### Your goal
Resume the forum thread about games that critics panned but that still sold well, picking up right after its last post.

The closest things games have is stuff like CoD but those games are still review well, and even if you find the games tired at this point it's hard to deny that those games' mechanics are still well done.

*The one exception I can think of are all of the timer-based resource tapping games on mobile. It seems like it's pretty easy to slap a license on those and make money.
 

Orayn

Member
Destiny could be one of the best recent examples depending on how you interpret the 7-10 review scale. That and the fact that there are still some people who insist it was a commercial flop for whatever reason.
 
Destiny.

edit... Damn, beaten by a matter of seconds. It definitely wasn't a commercial flop, but many critics were lukewarm to negative on it.

What about Wii Play? That thing was garbage, but everyone bought it, even if it was just for the controller :)
 
You don't see this very often with games because the shallow, big-budget blockbusters are the ones that reviewers shower praise on.
 

MrBadger

Member
kqz1pzs.gif


Critics hate him but he still managed to beat Mario
for a very brief amount of time in a region where Wii U was dead anyway.
#ThankKnack
 

WarpathDC

Junior Member
Basically half of the Wii third party library. At one point it was selling so well shit games were killing it via
filthy casuals
 

Euron

Member
Many of you are posting games that received okay to mediocre reviews but weren't actually flat out panned by critics. The original Just Dance recieved a 49 Average of Metacritic yet became a massive sales success and jumpstarted the biggest casual series in gaming today.
 

DrArchon

Member
I think 9 out of 10 licensed games work with this. Basically any game with a monster marketing budget that isn't aiming for acceptance from traditional gamers probably fits this bill.

### Data shown

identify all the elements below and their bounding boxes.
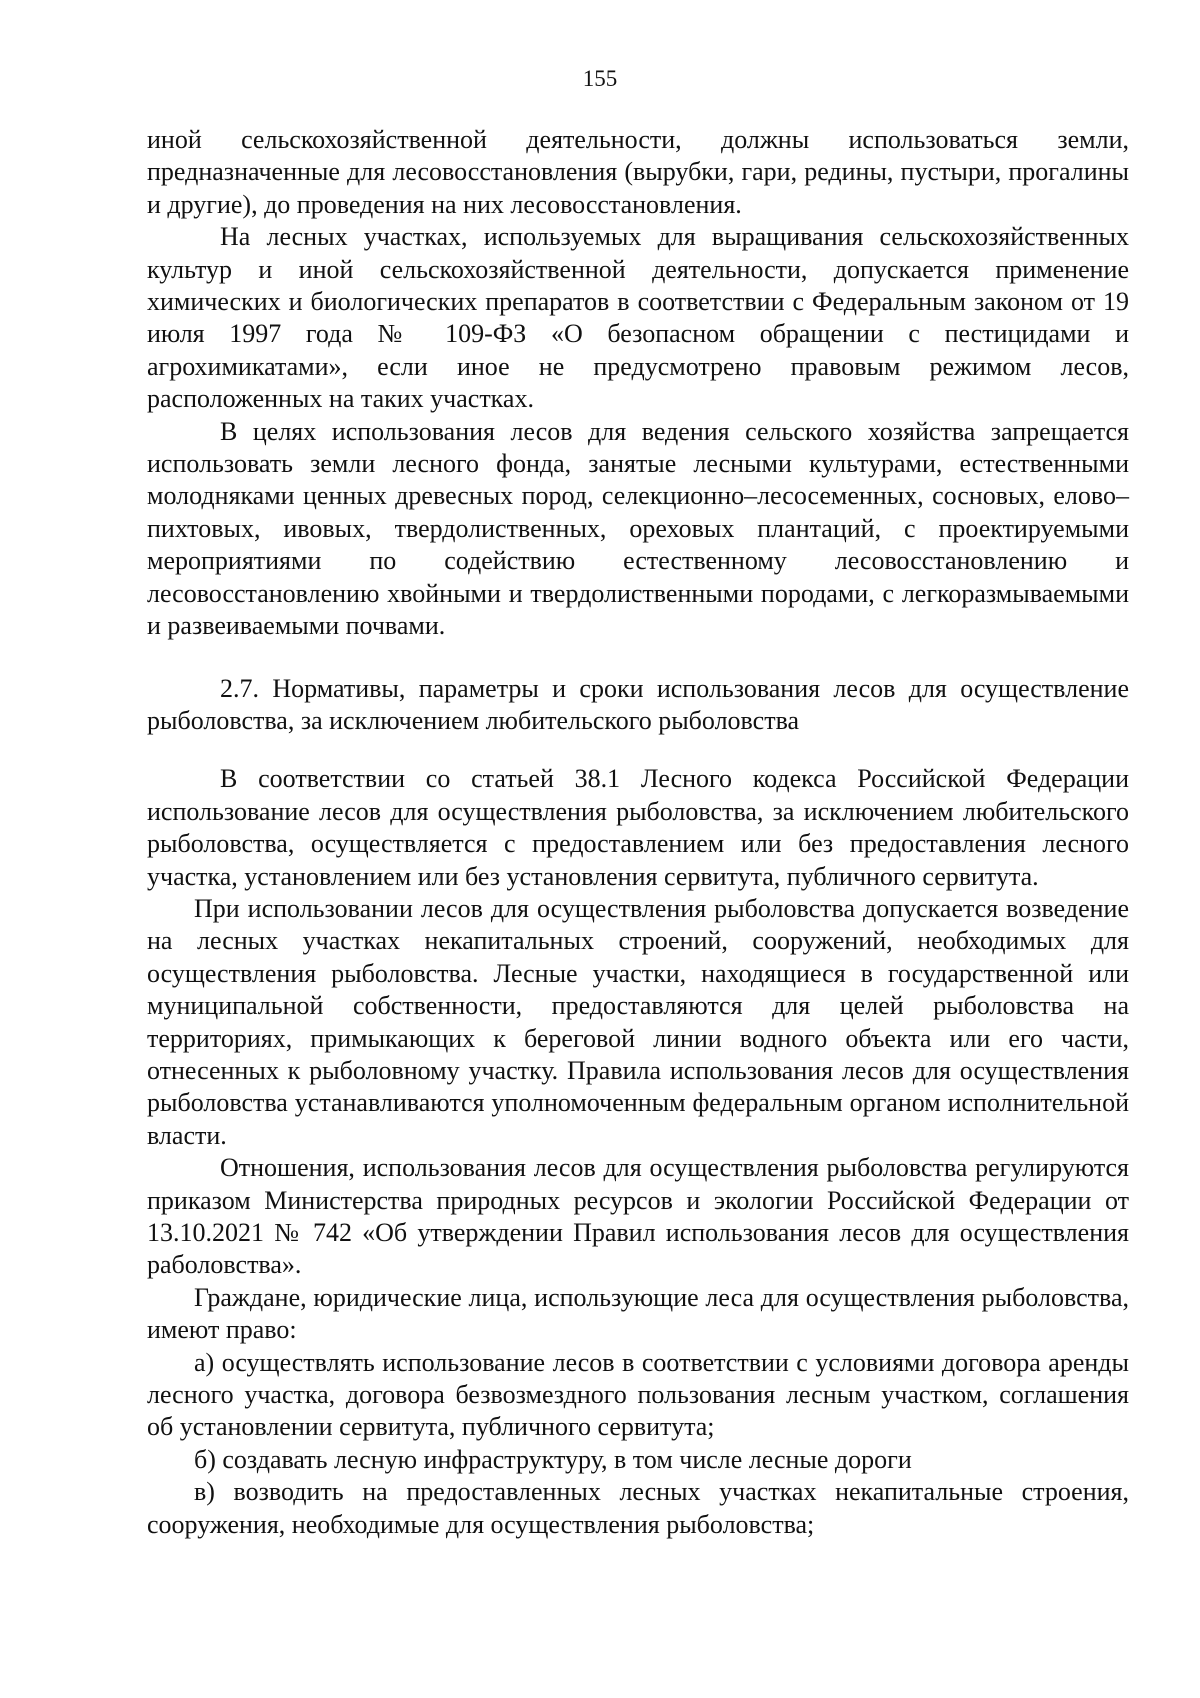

### Exercise output
What's the threshold for success? Shovelware wouldn't exist if it wasn't making a good profit for its publishers and there was a lot of that last gen.
 

Heng

Member
Would Evolve fit in this category? It gets a ton of hate but I'm not sure if it got enough sales to be considered a success.
 

SerTapTap

Member
Every licensed game
Most Japanese niche games
Probably most shovelware turns a profit

Would Evolve fit in this category? It gets a ton of hate but I'm not sure if it got enough sales to be considered a success.

Evolve was an early critical darling before relase and still has a decent metacritic score
 
I doubt that counts. An average 7/10 is hardly universally panned.

In the world of video game reviews, I feel an average of 7/10 is the equivalent of a turd sandwich. There aren't enough serious critics out there (are there any?), and the various scales are completely out of whack.

Seeing people mention Destiny sorta highlights the strange standard games are held to. A film with 75+ % on Rotten Tomatoes is considered a critical success, whereas a game with 75% on Gamerankings/Metacritic isn't.

Film criticism has it's own problems, but I don't think game and film review scores are comparable.
 

Nameless

Member
Seeing people mention Destiny sorta highlights the strange standard games are held to. A film with 75 % on Rotten Tomatoes is considered a critical success, whereas a game with 75% on Gamerankings/Metacritic isn't.
 
Watch_Dogs
that got an 80 on Metacritic. That's nowhere close to being panned. We're talking about red or close to red numbers on Metacritic as critically panned.

Jack and Jill has a 3%, not an 80% on RT after all....


I have one good example that's not a lame licensed tie-in: Wii Music. That game was universally panned by gaming media but because it had Wii on the title it still managed to sell over 2 million copies (and still was the worst selling Wii-something game!).
 

Oersted

Member
Movie tie ins quite often fit the bill.

Seeing people mention Destiny sorta highlights the strange standard games are held to. A film with 75 % on Rotten Tomatoes is considered a critical success, whereas a game with 75% on Gamerankings/Metacritic isn't.

Games and movies are very different beasts, criticalwise. A movie/TV-series with a story like Witcher would probably get panned to hell and back, while for videogames things like conttolinputs and gameplay matter.

I know, playing Captain Obvious here.
 

Corpekata

Banned
Seeing people mention Destiny sorta highlights the strange standard games are held to. A film with 75 % on Rotten Tomatoes is considered a critical success, whereas a game with 75% on Gamerankings/Metacritic isn't.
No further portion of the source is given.